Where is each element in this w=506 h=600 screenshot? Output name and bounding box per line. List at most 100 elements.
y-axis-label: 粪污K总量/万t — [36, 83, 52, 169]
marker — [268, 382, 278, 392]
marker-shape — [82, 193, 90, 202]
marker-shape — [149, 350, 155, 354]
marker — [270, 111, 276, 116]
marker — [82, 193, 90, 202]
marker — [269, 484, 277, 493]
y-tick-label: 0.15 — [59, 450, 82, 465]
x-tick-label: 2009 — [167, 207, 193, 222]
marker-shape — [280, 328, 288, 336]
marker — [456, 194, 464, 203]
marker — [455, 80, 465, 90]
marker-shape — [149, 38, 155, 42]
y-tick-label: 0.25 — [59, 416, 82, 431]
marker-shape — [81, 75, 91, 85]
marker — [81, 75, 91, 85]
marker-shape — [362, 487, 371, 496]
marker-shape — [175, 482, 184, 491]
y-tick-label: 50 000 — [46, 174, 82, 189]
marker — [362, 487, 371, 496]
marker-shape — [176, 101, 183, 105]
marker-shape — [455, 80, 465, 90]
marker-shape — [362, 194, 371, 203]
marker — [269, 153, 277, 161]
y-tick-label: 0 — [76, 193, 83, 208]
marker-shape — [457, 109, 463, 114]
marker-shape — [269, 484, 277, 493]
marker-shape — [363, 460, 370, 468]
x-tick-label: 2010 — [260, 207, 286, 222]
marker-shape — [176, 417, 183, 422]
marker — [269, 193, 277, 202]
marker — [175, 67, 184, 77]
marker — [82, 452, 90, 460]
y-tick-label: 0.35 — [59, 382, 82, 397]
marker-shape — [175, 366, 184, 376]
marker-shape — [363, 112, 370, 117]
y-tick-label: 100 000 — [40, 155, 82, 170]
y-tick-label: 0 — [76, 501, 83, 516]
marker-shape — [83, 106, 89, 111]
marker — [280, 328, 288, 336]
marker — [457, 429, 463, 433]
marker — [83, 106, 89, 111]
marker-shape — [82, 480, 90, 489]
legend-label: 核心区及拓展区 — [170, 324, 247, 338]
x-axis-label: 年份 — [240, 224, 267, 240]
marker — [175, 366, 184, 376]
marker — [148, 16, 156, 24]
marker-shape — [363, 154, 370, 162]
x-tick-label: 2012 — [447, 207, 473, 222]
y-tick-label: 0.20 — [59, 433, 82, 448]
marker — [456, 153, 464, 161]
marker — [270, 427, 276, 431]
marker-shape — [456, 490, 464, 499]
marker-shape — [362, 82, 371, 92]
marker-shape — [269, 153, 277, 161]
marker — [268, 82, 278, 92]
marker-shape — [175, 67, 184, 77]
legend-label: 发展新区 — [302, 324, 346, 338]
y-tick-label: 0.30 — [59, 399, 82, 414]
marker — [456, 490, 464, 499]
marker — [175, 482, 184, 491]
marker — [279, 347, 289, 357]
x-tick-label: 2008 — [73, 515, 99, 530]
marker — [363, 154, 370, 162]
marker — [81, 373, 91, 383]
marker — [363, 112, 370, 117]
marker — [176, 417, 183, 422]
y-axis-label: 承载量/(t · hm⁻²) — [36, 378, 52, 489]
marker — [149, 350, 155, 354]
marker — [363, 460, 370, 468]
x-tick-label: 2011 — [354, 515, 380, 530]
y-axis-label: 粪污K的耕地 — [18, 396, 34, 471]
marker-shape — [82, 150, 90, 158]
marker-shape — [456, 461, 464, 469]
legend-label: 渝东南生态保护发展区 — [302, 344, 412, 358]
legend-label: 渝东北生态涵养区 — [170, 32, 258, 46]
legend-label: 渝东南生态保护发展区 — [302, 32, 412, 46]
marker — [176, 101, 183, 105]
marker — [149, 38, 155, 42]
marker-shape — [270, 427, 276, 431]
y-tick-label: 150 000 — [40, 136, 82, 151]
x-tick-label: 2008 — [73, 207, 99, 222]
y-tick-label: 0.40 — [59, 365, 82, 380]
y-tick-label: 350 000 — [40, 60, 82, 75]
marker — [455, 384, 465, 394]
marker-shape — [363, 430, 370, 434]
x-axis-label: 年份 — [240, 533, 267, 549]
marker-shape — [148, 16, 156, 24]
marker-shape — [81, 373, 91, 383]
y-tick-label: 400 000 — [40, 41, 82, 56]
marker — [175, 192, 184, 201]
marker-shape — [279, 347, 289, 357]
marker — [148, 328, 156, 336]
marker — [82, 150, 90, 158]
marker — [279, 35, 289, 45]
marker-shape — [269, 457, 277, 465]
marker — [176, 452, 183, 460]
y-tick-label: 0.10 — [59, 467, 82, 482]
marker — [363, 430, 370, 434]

* _Instructions for the task_
Render every line of the material above as a Markdown table with two columns, "No." for the row number and "Line" for the line itself, leaving out any blank lines.

* _Exercise solution_
| No. | Line |
|---|---|
| 1 | Where is each element in this w=506 h=600 screenshot? Output name and bounding box per line. List at most 100 elements. |
| 2 | y-axis-label: 粪污K总量/万t — [36, 83, 52, 169] |
| 3 | marker — [268, 382, 278, 392] |
| 4 | marker-shape — [82, 193, 90, 202] |
| 5 | marker-shape — [149, 350, 155, 354] |
| 6 | marker — [270, 111, 276, 116] |
| 7 | marker — [82, 193, 90, 202] |
| 8 | marker — [269, 484, 277, 493] |
| 9 | y-tick-label: 0.15 — [59, 450, 82, 465] |
| 10 | x-tick-label: 2009 — [167, 207, 193, 222] |
| 11 | marker-shape — [280, 328, 288, 336] |
| 12 | marker — [456, 194, 464, 203] |
| 13 | marker — [455, 80, 465, 90] |
| 14 | marker-shape — [149, 38, 155, 42] |
| 15 | y-tick-label: 0.25 — [59, 416, 82, 431] |
| 16 | marker-shape — [81, 75, 91, 85] |
| 17 | marker — [81, 75, 91, 85] |
| 18 | marker-shape — [362, 487, 371, 496] |
| 19 | marker-shape — [175, 482, 184, 491] |
| 20 | y-tick-label: 50 000 — [46, 174, 82, 189] |
| 21 | marker — [362, 487, 371, 496] |
| 22 | marker-shape — [176, 101, 183, 105] |
| 23 | marker-shape — [455, 80, 465, 90] |
| 24 | marker-shape — [362, 194, 371, 203] |
| 25 | marker — [269, 153, 277, 161] |
| 26 | y-tick-label: 0 — [76, 193, 83, 208] |
| 27 | marker-shape — [457, 109, 463, 114] |
| 28 | marker-shape — [269, 484, 277, 493] |
| 29 | marker-shape — [363, 460, 370, 468] |
| 30 | x-tick-label: 2010 — [260, 207, 286, 222] |
| 31 | marker-shape — [176, 417, 183, 422] |
| 32 | marker — [269, 193, 277, 202] |
| 33 | marker — [175, 67, 184, 77] |
| 34 | marker — [82, 452, 90, 460] |
| 35 | y-tick-label: 0.35 — [59, 382, 82, 397] |
| 36 | marker-shape — [175, 366, 184, 376] |
| 37 | marker-shape — [363, 112, 370, 117] |
| 38 | y-tick-label: 100 000 — [40, 155, 82, 170] |
| 39 | y-tick-label: 0 — [76, 501, 83, 516] |
| 40 | marker-shape — [83, 106, 89, 111] |
| 41 | marker — [280, 328, 288, 336] |
| 42 | marker — [457, 429, 463, 433] |
| 43 | marker — [83, 106, 89, 111] |
| 44 | marker-shape — [82, 480, 90, 489] |
| 45 | legend-label: 核心区及拓展区 — [170, 324, 247, 338] |
| 46 | x-axis-label: 年份 — [240, 224, 267, 240] |
| 47 | marker — [175, 366, 184, 376] |
| 48 | marker — [148, 16, 156, 24] |
| 49 | marker-shape — [363, 154, 370, 162] |
| 50 | x-tick-label: 2012 — [447, 207, 473, 222] |
| 51 | y-tick-label: 0.20 — [59, 433, 82, 448] |
| 52 | marker — [456, 153, 464, 161] |
| 53 | marker — [270, 427, 276, 431] |
| 54 | marker-shape — [456, 490, 464, 499] |
| 55 | marker-shape — [362, 82, 371, 92] |
| 56 | marker-shape — [269, 153, 277, 161] |
| 57 | marker — [268, 82, 278, 92] |
| 58 | marker-shape — [175, 67, 184, 77] |
| 59 | legend-label: 发展新区 — [302, 324, 346, 338] |
| 60 | y-tick-label: 0.30 — [59, 399, 82, 414] |
| 61 | marker — [456, 490, 464, 499] |
| 62 | marker — [175, 482, 184, 491] |
| 63 | marker — [279, 347, 289, 357] |
| 64 | x-tick-label: 2008 — [73, 515, 99, 530] |
| 65 | marker — [363, 154, 370, 162] |
| 66 | marker — [81, 373, 91, 383] |
| 67 | marker — [363, 112, 370, 117] |
| 68 | marker — [176, 417, 183, 422] |
| 69 | y-axis-label: 承载量/(t · hm⁻²) — [36, 378, 52, 489] |
| 70 | marker — [149, 350, 155, 354] |
| 71 | marker — [363, 460, 370, 468] |
| 72 | x-tick-label: 2011 — [354, 515, 380, 530] |
| 73 | y-axis-label: 粪污K的耕地 — [18, 396, 34, 471] |
| 74 | marker-shape — [82, 150, 90, 158] |
| 75 | marker-shape — [456, 461, 464, 469] |
| 76 | legend-label: 渝东南生态保护发展区 — [302, 344, 412, 358] |
| 77 | legend-label: 渝东北生态涵养区 — [170, 32, 258, 46] |
| 78 | legend-label: 渝东南生态保护发展区 — [302, 32, 412, 46] |
| 79 | marker — [176, 101, 183, 105] |
| 80 | marker — [149, 38, 155, 42] |
| 81 | marker-shape — [270, 427, 276, 431] |
| 82 | y-tick-label: 150 000 — [40, 136, 82, 151] |
| 83 | x-tick-label: 2008 — [73, 207, 99, 222] |
| 84 | y-tick-label: 0.40 — [59, 365, 82, 380] |
| 85 | y-tick-label: 350 000 — [40, 60, 82, 75] |
| 86 | marker — [455, 384, 465, 394] |
| 87 | marker-shape — [363, 430, 370, 434] |
| 88 | x-axis-label: 年份 — [240, 533, 267, 549] |
| 89 | marker-shape — [148, 16, 156, 24] |
| 90 | marker-shape — [81, 373, 91, 383] |
| 91 | y-tick-label: 400 000 — [40, 41, 82, 56] |
| 92 | marker — [175, 192, 184, 201] |
| 93 | marker-shape — [279, 347, 289, 357] |
| 94 | marker — [148, 328, 156, 336] |
| 95 | marker — [82, 150, 90, 158] |
| 96 | marker — [279, 35, 289, 45] |
| 97 | marker-shape — [269, 457, 277, 465] |
| 98 | marker — [176, 452, 183, 460] |
| 99 | y-tick-label: 0.10 — [59, 467, 82, 482] |
| 100 | marker — [363, 430, 370, 434] |